• _Items from a dataset_:

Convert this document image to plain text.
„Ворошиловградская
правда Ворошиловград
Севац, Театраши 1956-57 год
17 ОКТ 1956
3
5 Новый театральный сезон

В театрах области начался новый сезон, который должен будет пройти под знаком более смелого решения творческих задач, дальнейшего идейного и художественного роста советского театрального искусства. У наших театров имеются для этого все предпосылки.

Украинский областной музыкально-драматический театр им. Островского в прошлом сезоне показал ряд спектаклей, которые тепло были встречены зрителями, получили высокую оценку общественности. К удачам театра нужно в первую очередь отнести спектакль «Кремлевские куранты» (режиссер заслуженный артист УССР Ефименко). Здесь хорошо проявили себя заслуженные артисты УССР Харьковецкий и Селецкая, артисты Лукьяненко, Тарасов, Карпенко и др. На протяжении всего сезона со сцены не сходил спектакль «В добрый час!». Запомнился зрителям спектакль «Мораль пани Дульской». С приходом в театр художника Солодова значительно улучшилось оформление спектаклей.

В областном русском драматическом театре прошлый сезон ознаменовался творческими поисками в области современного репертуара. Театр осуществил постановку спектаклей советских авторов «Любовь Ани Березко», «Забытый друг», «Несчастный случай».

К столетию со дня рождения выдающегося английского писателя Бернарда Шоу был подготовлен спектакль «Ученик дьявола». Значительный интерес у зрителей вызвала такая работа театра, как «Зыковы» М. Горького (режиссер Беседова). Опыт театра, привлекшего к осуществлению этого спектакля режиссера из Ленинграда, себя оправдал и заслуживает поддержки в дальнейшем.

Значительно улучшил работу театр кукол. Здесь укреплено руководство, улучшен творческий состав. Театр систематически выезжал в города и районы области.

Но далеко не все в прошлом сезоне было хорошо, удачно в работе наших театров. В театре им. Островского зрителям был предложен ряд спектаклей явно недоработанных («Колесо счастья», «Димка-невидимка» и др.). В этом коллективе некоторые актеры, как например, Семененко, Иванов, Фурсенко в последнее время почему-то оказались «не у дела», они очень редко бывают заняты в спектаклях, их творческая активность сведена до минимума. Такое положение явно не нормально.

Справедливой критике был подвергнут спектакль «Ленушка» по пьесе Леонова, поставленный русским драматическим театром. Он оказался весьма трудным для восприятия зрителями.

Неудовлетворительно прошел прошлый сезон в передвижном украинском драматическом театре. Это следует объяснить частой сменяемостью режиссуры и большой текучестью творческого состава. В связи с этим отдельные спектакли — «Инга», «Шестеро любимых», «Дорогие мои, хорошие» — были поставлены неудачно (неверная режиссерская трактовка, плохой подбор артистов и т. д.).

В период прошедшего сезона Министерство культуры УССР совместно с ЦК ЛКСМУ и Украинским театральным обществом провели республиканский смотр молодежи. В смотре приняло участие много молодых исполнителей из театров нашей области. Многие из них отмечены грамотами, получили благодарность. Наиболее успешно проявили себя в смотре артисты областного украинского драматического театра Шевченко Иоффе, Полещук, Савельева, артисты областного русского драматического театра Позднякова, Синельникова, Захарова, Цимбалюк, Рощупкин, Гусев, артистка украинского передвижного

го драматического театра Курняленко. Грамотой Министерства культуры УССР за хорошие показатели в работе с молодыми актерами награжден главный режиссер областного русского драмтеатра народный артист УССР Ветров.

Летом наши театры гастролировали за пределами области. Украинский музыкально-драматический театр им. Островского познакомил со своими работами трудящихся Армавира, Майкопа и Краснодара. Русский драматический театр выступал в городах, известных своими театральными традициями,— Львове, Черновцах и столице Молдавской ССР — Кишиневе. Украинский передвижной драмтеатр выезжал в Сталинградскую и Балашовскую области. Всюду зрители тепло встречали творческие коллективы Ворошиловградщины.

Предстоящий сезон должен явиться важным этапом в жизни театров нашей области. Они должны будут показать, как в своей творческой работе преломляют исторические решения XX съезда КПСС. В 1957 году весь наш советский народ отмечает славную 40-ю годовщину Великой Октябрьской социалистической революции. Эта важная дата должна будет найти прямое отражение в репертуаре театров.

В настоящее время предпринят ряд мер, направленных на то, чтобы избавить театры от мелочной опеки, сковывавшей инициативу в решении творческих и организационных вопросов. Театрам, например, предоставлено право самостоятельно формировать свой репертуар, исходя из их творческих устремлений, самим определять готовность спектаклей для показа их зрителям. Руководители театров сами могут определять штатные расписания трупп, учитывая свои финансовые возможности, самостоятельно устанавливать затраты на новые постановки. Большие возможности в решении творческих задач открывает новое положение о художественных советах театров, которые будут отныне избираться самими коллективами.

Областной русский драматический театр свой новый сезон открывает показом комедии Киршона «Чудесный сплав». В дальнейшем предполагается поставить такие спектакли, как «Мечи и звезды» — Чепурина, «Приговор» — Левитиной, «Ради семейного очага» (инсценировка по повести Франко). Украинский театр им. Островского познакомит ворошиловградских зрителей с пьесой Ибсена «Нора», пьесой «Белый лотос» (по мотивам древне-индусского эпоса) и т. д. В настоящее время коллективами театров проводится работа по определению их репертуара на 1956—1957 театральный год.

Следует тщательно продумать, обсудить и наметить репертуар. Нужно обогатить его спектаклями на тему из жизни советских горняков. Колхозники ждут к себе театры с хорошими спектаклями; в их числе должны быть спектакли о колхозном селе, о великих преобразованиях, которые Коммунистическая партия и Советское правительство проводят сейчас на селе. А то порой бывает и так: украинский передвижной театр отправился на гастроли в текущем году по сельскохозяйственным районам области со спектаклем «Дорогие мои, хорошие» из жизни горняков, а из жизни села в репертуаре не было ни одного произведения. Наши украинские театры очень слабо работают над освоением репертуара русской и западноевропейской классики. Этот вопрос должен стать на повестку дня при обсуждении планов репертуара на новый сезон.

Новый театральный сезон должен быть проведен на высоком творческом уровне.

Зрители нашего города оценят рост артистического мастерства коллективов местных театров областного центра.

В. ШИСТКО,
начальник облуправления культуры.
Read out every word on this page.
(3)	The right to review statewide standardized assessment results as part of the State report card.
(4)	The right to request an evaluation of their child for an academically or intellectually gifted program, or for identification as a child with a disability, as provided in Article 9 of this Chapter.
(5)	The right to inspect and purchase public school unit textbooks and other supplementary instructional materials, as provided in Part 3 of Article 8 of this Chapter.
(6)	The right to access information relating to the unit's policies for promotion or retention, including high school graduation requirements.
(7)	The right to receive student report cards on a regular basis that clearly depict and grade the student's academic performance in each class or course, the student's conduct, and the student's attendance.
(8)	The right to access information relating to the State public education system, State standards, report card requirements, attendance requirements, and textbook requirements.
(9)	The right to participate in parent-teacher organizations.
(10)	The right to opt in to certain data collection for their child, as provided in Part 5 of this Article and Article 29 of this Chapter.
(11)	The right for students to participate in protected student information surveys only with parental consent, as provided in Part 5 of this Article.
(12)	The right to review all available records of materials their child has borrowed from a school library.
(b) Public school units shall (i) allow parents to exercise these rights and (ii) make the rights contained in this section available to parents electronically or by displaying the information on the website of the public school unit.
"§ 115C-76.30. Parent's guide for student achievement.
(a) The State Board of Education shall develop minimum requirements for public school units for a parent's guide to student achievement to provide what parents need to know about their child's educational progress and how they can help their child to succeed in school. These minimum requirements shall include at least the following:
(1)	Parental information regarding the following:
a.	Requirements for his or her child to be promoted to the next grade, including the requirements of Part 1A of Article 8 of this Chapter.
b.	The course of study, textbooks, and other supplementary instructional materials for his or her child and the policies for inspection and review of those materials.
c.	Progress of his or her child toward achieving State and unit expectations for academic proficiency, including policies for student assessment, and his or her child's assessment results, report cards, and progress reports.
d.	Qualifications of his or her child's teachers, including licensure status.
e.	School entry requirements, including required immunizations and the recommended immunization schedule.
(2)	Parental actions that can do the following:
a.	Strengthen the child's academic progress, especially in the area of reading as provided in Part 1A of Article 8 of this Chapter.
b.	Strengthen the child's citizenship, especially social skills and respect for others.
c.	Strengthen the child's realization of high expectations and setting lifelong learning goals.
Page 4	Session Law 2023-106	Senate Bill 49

• _What you will do_: List all lines in the material containing the string "cards".

• _Solution to the exercise_:
(7)	The right to receive student report cards on a regular basis that clearly depict and grade the student's academic performance in each class or course, the student's conduct, and the student's attendance.
c.	Progress of his or her child toward achieving State and unit expectations for academic proficiency, including policies for student assessment, and his or her child's assessment results, report cards, and progress reports.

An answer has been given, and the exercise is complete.